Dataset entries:
########
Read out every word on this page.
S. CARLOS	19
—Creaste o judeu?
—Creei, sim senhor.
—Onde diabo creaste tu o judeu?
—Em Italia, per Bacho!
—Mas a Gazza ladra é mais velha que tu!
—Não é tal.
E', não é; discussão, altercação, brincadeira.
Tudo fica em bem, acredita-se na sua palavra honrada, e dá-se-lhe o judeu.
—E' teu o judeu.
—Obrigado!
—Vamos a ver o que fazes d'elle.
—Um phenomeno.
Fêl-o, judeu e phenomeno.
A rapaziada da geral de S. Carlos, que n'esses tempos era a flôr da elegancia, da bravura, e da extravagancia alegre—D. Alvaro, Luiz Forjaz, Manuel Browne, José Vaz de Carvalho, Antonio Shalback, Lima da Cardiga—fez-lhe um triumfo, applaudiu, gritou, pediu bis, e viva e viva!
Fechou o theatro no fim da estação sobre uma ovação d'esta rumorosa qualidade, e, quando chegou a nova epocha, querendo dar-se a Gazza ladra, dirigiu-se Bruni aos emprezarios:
########
● **WHAT IS NEEDED**
In the entries above, find every line with the word "phenomeno" and list it.

● **REPLY**
—Um phenomeno.
Fêl-o, judeu e phenomeno.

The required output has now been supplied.